[Data extracted from a collection]
* * * * * * * * *
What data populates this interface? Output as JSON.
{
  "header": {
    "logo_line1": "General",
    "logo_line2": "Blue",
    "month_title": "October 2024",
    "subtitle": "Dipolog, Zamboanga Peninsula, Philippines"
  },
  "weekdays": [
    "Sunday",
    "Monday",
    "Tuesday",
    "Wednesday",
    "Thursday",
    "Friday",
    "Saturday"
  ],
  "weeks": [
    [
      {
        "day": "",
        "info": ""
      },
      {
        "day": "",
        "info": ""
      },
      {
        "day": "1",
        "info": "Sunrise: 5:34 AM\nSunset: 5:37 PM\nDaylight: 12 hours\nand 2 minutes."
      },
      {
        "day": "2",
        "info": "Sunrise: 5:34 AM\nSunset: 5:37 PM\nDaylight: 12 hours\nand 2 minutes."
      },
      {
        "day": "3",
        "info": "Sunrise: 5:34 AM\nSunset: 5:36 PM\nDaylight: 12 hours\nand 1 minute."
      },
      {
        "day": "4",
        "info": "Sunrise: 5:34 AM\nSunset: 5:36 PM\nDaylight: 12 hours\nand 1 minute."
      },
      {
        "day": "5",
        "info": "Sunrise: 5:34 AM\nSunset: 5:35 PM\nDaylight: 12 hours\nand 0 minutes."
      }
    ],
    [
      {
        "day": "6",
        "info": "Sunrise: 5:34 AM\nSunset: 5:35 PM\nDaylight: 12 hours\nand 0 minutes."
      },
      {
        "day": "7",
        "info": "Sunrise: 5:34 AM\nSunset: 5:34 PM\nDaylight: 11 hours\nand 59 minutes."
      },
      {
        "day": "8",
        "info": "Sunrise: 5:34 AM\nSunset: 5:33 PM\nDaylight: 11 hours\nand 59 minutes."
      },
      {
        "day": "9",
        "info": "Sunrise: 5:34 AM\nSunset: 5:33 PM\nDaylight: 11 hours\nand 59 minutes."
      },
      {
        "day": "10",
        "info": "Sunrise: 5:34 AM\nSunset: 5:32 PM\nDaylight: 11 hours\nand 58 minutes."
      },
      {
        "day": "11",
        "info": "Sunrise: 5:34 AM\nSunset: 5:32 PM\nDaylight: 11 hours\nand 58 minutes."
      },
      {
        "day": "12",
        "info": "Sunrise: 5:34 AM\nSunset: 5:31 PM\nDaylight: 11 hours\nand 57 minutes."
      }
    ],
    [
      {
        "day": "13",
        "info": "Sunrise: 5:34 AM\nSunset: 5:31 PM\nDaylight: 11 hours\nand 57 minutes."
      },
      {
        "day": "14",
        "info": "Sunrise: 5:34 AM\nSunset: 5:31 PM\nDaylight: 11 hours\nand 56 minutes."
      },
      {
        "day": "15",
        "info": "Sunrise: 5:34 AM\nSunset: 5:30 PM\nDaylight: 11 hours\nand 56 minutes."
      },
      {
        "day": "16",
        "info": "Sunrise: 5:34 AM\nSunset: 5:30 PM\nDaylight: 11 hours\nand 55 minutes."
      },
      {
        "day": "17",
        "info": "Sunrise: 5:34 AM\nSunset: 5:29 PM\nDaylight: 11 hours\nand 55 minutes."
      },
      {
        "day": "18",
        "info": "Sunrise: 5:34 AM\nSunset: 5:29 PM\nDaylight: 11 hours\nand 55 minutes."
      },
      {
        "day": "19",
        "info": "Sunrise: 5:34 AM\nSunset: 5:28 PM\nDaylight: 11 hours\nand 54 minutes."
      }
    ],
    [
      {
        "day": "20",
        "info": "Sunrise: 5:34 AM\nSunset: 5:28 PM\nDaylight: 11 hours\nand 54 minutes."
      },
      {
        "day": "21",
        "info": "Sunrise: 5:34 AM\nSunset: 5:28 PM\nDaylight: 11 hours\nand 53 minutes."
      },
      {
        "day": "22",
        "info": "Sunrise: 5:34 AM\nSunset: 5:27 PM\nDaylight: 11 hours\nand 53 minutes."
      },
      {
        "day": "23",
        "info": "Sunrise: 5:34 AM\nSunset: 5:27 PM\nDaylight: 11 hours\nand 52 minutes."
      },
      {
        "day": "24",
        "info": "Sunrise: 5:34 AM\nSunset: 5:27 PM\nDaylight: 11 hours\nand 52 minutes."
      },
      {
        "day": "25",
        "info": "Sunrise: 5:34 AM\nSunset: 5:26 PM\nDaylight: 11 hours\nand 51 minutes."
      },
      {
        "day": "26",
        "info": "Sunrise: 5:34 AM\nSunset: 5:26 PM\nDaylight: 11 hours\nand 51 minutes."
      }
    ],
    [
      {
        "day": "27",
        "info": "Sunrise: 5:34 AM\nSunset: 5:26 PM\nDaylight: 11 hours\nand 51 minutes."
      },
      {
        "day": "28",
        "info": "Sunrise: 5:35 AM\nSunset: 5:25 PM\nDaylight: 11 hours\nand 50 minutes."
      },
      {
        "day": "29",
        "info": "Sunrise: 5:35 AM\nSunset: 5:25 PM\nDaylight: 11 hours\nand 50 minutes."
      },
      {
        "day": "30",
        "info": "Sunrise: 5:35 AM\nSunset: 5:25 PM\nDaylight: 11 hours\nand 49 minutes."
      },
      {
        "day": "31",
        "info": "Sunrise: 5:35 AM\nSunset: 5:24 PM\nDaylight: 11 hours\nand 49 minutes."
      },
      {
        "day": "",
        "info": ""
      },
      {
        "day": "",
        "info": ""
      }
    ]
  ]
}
* * * * * * * * *
Retype the records in full. Keep every line identical to the original.

What data populates this interface? Output as JSON.
{
  "header": {
    "logo_line1": "General",
    "logo_line2": "Blue",
    "month_title": "October 2024",
    "subtitle": "Dipolog, Zamboanga Peninsula, Philippines"
  },
  "weekdays": [
    "Sunday",
    "Monday",
    "Tuesday",
    "Wednesday",
    "Thursday",
    "Friday",
    "Saturday"
  ],
  "weeks": [
    [
      {
        "day": "",
        "info": ""
      },
      {
        "day": "",
        "info": ""
      },
      {
        "day": "1",
        "info": "Sunrise: 5:34 AM\nSunset: 5:37 PM\nDaylight: 12 hours\nand 2 minutes."
      },
      {
        "day": "2",
        "info": "Sunrise: 5:34 AM\nSunset: 5:37 PM\nDaylight: 12 hours\nand 2 minutes."
      },
      {
        "day": "3",
        "info": "Sunrise: 5:34 AM\nSunset: 5:36 PM\nDaylight: 12 hours\nand 1 minute."
      },
      {
        "day": "4",
        "info": "Sunrise: 5:34 AM\nSunset: 5:36 PM\nDaylight: 12 hours\nand 1 minute."
      },
      {
        "day": "5",
        "info": "Sunrise: 5:34 AM\nSunset: 5:35 PM\nDaylight: 12 hours\nand 0 minutes."
      }
    ],
    [
      {
        "day": "6",
        "info": "Sunrise: 5:34 AM\nSunset: 5:35 PM\nDaylight: 12 hours\nand 0 minutes."
      },
      {
        "day": "7",
        "info": "Sunrise: 5:34 AM\nSunset: 5:34 PM\nDaylight: 11 hours\nand 59 minutes."
      },
      {
        "day": "8",
        "info": "Sunrise: 5:34 AM\nSunset: 5:33 PM\nDaylight: 11 hours\nand 59 minutes."
      },
      {
        "day": "9",
        "info": "Sunrise: 5:34 AM\nSunset: 5:33 PM\nDaylight: 11 hours\nand 59 minutes."
      },
      {
        "day": "10",
        "info": "Sunrise: 5:34 AM\nSunset: 5:32 PM\nDaylight: 11 hours\nand 58 minutes."
      },
      {
        "day": "11",
        "info": "Sunrise: 5:34 AM\nSunset: 5:32 PM\nDaylight: 11 hours\nand 58 minutes."
      },
      {
        "day": "12",
        "info": "Sunrise: 5:34 AM\nSunset: 5:31 PM\nDaylight: 11 hours\nand 57 minutes."
      }
    ],
    [
      {
        "day": "13",
        "info": "Sunrise: 5:34 AM\nSunset: 5:31 PM\nDaylight: 11 hours\nand 57 minutes."
      },
      {
        "day": "14",
        "info": "Sunrise: 5:34 AM\nSunset: 5:31 PM\nDaylight: 11 hours\nand 56 minutes."
      },
      {
        "day": "15",
        "info": "Sunrise: 5:34 AM\nSunset: 5:30 PM\nDaylight: 11 hours\nand 56 minutes."
      },
      {
        "day": "16",
        "info": "Sunrise: 5:34 AM\nSunset: 5:30 PM\nDaylight: 11 hours\nand 55 minutes."
      },
      {
        "day": "17",
        "info": "Sunrise: 5:34 AM\nSunset: 5:29 PM\nDaylight: 11 hours\nand 55 minutes."
      },
      {
        "day": "18",
        "info": "Sunrise: 5:34 AM\nSunset: 5:29 PM\nDaylight: 11 hours\nand 55 minutes."
      },
      {
        "day": "19",
        "info": "Sunrise: 5:34 AM\nSunset: 5:28 PM\nDaylight: 11 hours\nand 54 minutes."
      }
    ],
    [
      {
        "day": "20",
        "info": "Sunrise: 5:34 AM\nSunset: 5:28 PM\nDaylight: 11 hours\nand 54 minutes."
      },
      {
        "day": "21",
        "info": "Sunrise: 5:34 AM\nSunset: 5:28 PM\nDaylight: 11 hours\nand 53 minutes."
      },
      {
        "day": "22",
        "info": "Sunrise: 5:34 AM\nSunset: 5:27 PM\nDaylight: 11 hours\nand 53 minutes."
      },
      {
        "day": "23",
        "info": "Sunrise: 5:34 AM\nSunset: 5:27 PM\nDaylight: 11 hours\nand 52 minutes."
      },
      {
        "day": "24",
        "info": "Sunrise: 5:34 AM\nSunset: 5:27 PM\nDaylight: 11 hours\nand 52 minutes."
      },
      {
        "day": "25",
        "info": "Sunrise: 5:34 AM\nSunset: 5:26 PM\nDaylight: 11 hours\nand 51 minutes."
      },
      {
        "day": "26",
        "info": "Sunrise: 5:34 AM\nSunset: 5:26 PM\nDaylight: 11 hours\nand 51 minutes."
      }
    ],
    [
      {
        "day": "27",
        "info": "Sunrise: 5:34 AM\nSunset: 5:26 PM\nDaylight: 11 hours\nand 51 minutes."
      },
      {
        "day": "28",
        "info": "Sunrise: 5:35 AM\nSunset: 5:25 PM\nDaylight: 11 hours\nand 50 minutes."
      },
      {
        "day": "29",
        "info": "Sunrise: 5:35 AM\nSunset: 5:25 PM\nDaylight: 11 hours\nand 50 minutes."
      },
      {
        "day": "30",
        "info": "Sunrise: 5:35 AM\nSunset: 5:25 PM\nDaylight: 11 hours\nand 49 minutes."
      },
      {
        "day": "31",
        "info": "Sunrise: 5:35 AM\nSunset: 5:24 PM\nDaylight: 11 hours\nand 49 minutes."
      },
      {
        "day": "",
        "info": ""
      },
      {
        "day": "",
        "info": ""
      }
    ]
  ]
}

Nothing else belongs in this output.